Determine how many lines in the data below contain "регистрации" and write only that number.

:: Material shown ::
────────────────────
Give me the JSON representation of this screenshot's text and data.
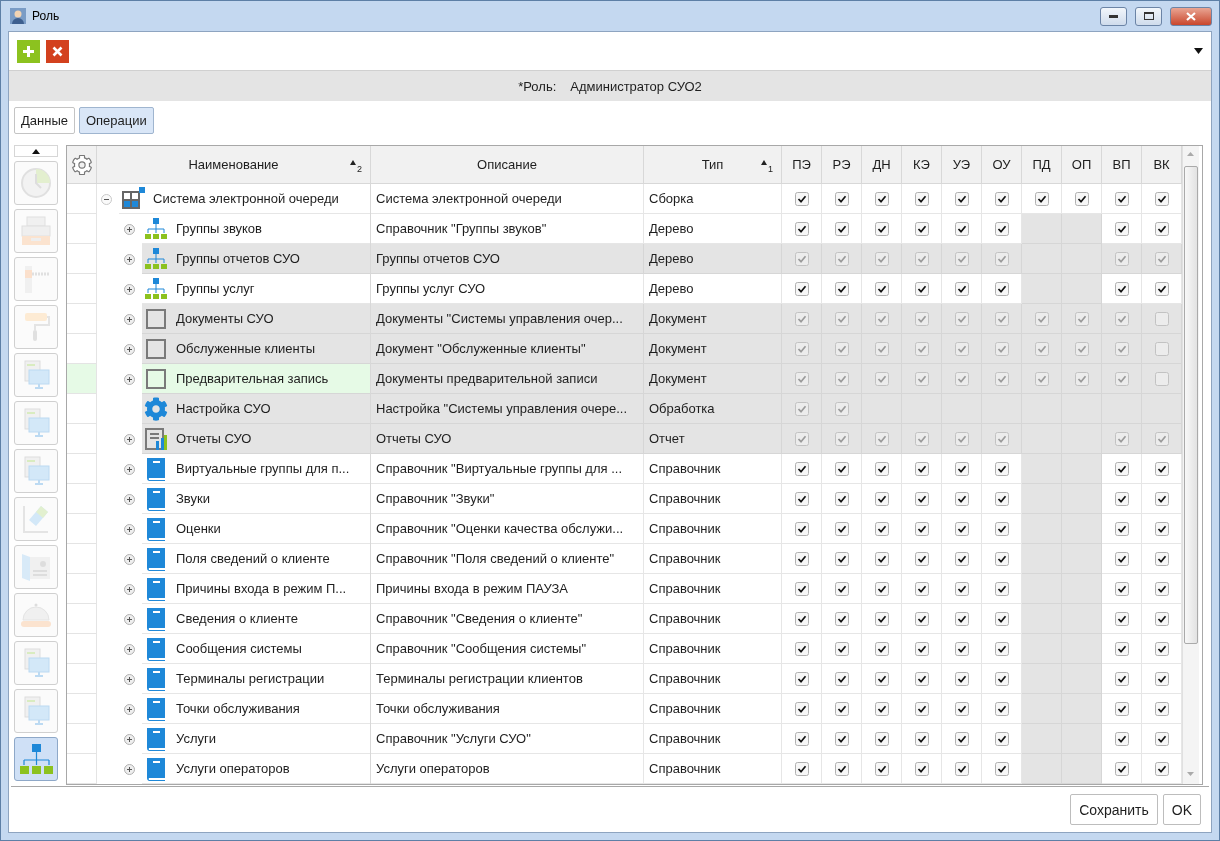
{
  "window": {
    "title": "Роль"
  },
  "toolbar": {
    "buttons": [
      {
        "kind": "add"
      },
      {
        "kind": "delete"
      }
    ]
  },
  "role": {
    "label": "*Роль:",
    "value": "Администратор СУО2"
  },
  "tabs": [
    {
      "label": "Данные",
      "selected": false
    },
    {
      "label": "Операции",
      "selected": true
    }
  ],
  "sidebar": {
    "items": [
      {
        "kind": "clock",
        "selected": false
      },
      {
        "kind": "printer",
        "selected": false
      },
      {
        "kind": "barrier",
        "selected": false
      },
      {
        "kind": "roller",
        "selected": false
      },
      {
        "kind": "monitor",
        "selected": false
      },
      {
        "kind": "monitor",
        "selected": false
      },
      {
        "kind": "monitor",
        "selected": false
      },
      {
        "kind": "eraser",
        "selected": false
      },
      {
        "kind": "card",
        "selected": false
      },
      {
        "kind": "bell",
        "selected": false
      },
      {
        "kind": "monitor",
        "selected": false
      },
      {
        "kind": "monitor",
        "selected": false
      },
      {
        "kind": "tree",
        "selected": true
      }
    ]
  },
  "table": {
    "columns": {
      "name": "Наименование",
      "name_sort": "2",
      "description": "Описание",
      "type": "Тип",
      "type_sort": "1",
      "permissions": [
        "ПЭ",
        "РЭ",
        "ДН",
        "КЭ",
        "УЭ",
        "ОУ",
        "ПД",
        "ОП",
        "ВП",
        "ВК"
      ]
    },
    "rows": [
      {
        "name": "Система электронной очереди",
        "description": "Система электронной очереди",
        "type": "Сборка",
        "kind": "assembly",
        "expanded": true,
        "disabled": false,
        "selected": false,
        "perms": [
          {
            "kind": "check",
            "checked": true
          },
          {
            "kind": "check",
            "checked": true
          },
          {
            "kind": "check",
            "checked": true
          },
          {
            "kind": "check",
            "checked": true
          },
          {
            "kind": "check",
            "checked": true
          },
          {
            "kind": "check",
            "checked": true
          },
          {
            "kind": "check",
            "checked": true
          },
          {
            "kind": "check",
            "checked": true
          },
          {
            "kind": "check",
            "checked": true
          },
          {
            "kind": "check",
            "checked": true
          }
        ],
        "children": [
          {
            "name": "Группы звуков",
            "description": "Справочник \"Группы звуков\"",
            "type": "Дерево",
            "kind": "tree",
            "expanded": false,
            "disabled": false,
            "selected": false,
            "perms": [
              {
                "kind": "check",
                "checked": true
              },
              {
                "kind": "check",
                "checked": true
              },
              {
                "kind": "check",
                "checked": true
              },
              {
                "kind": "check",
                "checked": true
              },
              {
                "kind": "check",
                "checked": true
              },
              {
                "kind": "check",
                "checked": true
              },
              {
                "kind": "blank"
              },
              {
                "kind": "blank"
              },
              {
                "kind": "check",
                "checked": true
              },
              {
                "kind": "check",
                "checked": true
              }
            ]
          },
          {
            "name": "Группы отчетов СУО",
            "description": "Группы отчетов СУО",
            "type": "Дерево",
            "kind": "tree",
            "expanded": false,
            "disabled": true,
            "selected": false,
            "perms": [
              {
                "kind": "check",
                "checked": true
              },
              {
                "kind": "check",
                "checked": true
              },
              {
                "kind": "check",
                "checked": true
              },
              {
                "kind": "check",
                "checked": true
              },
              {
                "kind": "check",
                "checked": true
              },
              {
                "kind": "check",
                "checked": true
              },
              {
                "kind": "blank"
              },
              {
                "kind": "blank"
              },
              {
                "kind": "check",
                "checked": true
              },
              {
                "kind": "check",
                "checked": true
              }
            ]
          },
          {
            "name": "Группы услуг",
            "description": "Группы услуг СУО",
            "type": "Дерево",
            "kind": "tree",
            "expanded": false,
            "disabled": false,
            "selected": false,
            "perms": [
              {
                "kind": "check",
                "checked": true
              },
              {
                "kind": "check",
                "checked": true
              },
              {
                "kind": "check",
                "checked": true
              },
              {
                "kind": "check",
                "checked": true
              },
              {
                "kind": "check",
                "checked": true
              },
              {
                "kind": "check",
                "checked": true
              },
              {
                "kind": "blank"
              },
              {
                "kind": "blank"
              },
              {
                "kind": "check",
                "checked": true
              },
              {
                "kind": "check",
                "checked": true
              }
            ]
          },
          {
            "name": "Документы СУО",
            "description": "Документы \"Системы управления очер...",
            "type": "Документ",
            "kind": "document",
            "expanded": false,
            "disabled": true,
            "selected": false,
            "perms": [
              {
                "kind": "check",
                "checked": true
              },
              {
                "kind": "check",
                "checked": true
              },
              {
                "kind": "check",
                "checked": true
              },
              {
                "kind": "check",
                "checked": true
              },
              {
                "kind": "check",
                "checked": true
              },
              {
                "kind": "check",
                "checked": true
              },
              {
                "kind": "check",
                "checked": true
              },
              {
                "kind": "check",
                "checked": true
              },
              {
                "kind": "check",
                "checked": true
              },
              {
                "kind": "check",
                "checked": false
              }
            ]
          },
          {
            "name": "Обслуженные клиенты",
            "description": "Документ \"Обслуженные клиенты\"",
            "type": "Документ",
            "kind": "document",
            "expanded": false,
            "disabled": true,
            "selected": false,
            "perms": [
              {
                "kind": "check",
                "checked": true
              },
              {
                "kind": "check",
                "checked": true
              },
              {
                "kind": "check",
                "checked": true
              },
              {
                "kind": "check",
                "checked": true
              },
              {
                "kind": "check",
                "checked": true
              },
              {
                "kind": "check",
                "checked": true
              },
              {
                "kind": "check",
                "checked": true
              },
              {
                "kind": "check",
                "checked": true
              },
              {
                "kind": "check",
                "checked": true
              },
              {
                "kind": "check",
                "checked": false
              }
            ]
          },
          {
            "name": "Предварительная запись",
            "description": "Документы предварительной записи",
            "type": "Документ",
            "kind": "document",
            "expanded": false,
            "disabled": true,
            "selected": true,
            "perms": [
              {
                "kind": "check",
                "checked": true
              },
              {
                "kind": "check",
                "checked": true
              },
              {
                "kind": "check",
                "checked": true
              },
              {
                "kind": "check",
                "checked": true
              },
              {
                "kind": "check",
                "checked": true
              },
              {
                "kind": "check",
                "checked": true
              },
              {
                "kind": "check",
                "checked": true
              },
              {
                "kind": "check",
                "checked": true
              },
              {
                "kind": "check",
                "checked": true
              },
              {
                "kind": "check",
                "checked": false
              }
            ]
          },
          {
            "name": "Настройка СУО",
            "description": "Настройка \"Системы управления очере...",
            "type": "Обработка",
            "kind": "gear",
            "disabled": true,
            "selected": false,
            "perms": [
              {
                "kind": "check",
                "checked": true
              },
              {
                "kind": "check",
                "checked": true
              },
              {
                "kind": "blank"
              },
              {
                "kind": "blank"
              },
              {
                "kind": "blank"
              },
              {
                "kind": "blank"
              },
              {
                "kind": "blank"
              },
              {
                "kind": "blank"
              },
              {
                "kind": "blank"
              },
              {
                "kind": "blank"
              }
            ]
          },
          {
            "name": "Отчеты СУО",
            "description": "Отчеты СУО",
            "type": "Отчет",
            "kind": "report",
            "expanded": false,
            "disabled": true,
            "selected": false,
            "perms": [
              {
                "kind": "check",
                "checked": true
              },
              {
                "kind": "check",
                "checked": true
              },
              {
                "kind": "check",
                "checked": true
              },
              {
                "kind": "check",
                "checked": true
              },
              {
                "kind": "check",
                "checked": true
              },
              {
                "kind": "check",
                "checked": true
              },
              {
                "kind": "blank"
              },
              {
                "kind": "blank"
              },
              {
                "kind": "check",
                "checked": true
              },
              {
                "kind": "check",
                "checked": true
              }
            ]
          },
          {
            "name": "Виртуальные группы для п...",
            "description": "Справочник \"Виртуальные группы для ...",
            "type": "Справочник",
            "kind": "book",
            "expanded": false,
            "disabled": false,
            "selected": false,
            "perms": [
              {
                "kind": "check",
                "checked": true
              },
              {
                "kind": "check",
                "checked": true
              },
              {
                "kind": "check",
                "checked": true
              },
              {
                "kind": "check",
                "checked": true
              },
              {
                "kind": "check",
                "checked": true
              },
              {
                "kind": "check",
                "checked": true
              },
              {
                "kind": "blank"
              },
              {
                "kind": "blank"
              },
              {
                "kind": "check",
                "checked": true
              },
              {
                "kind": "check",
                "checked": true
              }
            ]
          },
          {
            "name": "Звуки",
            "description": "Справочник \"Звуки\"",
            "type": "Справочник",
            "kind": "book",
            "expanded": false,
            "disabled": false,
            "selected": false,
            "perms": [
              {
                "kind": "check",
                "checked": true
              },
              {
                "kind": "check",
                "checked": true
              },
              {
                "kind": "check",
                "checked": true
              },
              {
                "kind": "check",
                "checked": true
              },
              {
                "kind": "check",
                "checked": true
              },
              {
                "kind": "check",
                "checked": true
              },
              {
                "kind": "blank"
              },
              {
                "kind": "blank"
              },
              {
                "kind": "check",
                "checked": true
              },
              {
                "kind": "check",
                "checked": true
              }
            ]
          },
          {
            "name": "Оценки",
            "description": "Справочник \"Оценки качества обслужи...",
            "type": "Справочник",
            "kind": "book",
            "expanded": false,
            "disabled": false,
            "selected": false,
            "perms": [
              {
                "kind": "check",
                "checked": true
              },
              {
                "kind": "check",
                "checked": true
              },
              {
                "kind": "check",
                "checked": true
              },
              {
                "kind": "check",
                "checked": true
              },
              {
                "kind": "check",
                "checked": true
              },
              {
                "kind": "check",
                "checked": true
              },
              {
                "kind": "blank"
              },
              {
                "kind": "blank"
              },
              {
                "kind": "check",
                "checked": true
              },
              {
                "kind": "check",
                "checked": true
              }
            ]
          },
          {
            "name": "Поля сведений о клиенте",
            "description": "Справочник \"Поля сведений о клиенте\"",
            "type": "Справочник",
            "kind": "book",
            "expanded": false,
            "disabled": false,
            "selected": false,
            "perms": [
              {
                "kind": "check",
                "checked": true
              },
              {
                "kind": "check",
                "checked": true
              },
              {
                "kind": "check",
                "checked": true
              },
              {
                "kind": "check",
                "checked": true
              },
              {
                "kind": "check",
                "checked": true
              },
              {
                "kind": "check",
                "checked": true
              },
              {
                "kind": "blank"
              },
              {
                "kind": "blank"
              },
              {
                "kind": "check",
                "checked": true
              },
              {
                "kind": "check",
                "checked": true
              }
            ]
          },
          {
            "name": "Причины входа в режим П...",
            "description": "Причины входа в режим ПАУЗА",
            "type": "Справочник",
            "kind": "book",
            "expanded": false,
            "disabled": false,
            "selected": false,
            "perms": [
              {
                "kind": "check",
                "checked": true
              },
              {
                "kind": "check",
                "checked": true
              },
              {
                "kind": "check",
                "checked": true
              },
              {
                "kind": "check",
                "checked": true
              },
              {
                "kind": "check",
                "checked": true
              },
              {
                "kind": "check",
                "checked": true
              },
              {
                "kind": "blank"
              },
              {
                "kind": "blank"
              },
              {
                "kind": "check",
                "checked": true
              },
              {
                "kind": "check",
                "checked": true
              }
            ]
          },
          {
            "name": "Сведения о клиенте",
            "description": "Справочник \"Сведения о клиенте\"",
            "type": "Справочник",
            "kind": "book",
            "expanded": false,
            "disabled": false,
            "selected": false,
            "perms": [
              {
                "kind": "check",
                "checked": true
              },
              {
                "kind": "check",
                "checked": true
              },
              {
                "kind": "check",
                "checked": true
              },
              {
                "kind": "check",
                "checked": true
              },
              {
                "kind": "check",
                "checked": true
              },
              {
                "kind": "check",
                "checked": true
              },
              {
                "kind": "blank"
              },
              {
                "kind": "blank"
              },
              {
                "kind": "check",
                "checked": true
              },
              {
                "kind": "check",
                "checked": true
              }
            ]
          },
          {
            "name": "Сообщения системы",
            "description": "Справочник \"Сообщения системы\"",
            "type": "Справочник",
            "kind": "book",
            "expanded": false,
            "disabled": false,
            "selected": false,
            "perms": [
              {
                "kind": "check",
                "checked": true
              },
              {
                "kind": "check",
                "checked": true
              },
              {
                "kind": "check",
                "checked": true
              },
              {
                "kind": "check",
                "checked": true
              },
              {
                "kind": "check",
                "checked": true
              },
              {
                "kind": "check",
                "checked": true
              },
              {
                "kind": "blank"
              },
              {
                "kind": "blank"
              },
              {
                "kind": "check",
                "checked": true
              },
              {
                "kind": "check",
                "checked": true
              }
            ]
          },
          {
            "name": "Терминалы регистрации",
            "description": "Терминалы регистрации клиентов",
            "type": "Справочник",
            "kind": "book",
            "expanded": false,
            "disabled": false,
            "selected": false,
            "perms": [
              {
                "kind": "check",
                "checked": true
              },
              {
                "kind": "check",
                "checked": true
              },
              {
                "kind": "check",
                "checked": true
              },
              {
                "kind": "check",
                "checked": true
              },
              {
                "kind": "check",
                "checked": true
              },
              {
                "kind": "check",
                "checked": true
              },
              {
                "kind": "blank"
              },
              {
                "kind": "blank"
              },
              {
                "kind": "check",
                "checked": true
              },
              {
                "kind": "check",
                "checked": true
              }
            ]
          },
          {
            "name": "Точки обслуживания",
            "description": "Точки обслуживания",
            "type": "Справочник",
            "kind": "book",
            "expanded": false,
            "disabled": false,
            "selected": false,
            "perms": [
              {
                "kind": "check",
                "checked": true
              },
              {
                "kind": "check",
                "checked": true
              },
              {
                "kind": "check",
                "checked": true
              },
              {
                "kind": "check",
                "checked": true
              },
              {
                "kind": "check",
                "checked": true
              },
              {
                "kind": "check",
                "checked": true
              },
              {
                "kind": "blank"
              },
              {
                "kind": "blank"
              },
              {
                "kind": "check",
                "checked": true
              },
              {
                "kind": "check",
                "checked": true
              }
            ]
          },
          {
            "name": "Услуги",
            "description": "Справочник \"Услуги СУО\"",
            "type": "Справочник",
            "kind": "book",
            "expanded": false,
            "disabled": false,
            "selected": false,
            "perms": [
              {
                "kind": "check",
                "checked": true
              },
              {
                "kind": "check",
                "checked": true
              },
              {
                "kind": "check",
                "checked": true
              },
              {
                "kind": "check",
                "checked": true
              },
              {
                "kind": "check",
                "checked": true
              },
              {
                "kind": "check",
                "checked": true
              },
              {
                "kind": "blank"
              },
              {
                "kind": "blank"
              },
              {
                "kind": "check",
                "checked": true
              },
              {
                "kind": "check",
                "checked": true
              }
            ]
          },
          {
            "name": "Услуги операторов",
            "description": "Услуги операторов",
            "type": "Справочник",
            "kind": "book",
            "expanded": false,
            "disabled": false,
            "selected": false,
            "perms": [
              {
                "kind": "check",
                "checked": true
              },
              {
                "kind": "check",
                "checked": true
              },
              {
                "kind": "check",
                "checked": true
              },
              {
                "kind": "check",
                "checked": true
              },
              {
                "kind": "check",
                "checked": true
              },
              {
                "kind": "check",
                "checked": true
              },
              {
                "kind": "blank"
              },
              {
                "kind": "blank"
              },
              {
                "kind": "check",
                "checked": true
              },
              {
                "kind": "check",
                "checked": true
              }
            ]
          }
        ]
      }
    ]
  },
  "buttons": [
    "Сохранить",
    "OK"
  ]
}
────────────────────
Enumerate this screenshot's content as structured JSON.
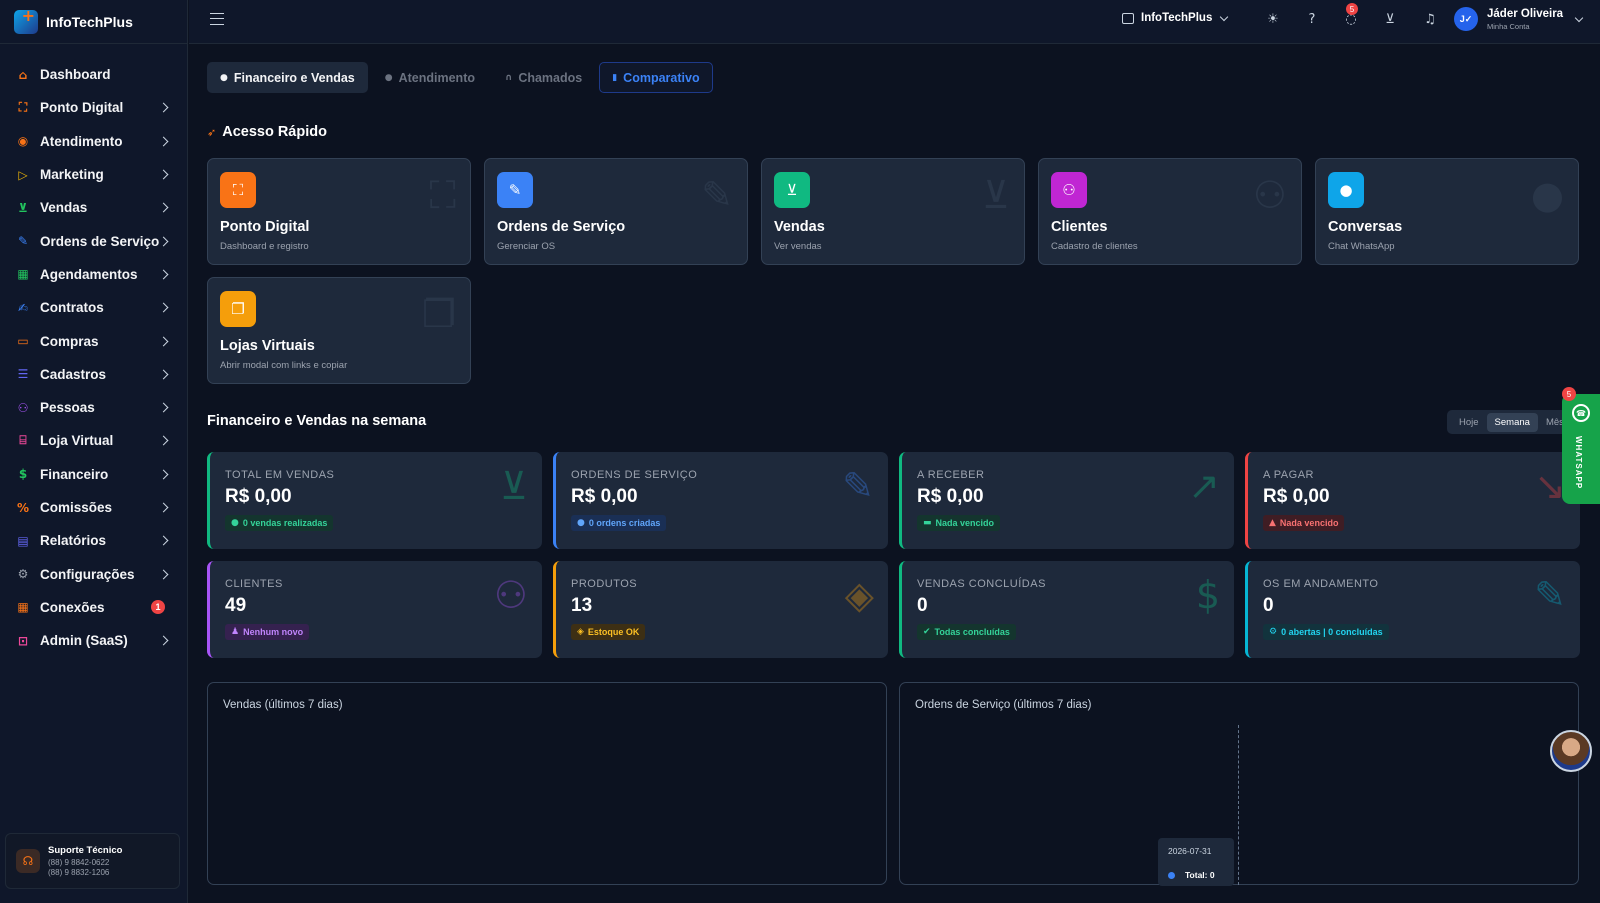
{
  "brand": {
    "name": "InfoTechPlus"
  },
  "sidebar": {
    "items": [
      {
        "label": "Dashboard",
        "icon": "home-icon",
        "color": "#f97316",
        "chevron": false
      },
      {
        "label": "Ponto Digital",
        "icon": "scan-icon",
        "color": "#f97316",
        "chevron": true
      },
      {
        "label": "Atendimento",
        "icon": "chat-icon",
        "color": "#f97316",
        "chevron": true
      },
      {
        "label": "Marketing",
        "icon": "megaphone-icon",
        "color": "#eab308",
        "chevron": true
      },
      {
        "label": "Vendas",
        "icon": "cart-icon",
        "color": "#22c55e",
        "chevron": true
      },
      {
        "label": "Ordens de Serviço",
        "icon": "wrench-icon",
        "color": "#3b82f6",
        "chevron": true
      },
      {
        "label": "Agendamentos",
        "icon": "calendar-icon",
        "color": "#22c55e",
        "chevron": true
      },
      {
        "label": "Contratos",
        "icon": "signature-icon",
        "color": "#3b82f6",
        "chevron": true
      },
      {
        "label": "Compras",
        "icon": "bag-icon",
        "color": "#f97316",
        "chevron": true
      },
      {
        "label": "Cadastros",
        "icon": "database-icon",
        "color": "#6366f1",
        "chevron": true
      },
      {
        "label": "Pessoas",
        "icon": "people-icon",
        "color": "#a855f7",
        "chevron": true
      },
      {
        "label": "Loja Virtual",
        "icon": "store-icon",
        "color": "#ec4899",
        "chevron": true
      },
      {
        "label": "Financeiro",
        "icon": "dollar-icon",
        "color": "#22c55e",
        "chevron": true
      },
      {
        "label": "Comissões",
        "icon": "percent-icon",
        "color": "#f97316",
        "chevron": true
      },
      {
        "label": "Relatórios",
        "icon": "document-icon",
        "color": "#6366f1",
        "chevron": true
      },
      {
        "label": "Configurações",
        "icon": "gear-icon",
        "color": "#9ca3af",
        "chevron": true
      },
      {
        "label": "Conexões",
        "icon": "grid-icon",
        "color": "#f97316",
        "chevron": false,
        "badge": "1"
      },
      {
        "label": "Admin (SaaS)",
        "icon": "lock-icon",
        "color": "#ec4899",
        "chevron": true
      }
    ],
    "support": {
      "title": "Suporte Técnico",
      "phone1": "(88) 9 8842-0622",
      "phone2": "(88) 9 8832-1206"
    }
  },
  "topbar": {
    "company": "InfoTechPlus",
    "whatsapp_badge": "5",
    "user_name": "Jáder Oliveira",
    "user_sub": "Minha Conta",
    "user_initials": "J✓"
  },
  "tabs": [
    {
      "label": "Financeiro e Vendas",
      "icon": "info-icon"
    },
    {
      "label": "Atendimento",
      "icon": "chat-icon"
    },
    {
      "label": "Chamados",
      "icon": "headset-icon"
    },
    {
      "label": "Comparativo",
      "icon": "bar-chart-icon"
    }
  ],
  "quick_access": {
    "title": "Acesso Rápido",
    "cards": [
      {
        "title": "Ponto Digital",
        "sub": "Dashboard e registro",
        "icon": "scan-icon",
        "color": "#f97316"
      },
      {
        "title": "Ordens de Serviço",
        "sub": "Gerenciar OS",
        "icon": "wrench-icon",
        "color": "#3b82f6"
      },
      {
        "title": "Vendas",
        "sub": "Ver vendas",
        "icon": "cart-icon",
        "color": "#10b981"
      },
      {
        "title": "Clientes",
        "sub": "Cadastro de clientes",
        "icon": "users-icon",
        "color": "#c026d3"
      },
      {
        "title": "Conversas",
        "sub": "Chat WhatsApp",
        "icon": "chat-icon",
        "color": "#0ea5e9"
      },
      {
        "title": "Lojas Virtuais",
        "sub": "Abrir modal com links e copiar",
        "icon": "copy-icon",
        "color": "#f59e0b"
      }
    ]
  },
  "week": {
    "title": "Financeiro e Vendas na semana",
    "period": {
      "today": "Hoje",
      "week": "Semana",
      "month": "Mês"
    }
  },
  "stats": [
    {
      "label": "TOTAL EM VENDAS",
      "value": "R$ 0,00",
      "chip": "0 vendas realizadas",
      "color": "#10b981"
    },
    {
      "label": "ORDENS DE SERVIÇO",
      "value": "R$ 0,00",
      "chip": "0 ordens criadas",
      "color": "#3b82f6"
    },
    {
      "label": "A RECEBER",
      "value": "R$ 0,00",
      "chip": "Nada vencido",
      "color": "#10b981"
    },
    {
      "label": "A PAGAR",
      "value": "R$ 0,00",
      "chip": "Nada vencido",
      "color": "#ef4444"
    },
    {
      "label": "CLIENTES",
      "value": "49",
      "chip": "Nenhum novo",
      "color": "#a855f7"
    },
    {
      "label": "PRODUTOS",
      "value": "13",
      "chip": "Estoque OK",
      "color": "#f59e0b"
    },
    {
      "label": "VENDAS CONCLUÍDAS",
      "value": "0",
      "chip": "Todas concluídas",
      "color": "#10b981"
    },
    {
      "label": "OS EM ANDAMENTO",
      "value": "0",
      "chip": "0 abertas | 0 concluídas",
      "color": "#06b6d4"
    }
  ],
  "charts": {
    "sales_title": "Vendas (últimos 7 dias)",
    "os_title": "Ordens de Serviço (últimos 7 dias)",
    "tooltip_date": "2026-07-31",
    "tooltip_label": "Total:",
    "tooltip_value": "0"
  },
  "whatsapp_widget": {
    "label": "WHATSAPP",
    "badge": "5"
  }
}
────────────────────
:: Exercise result ::
2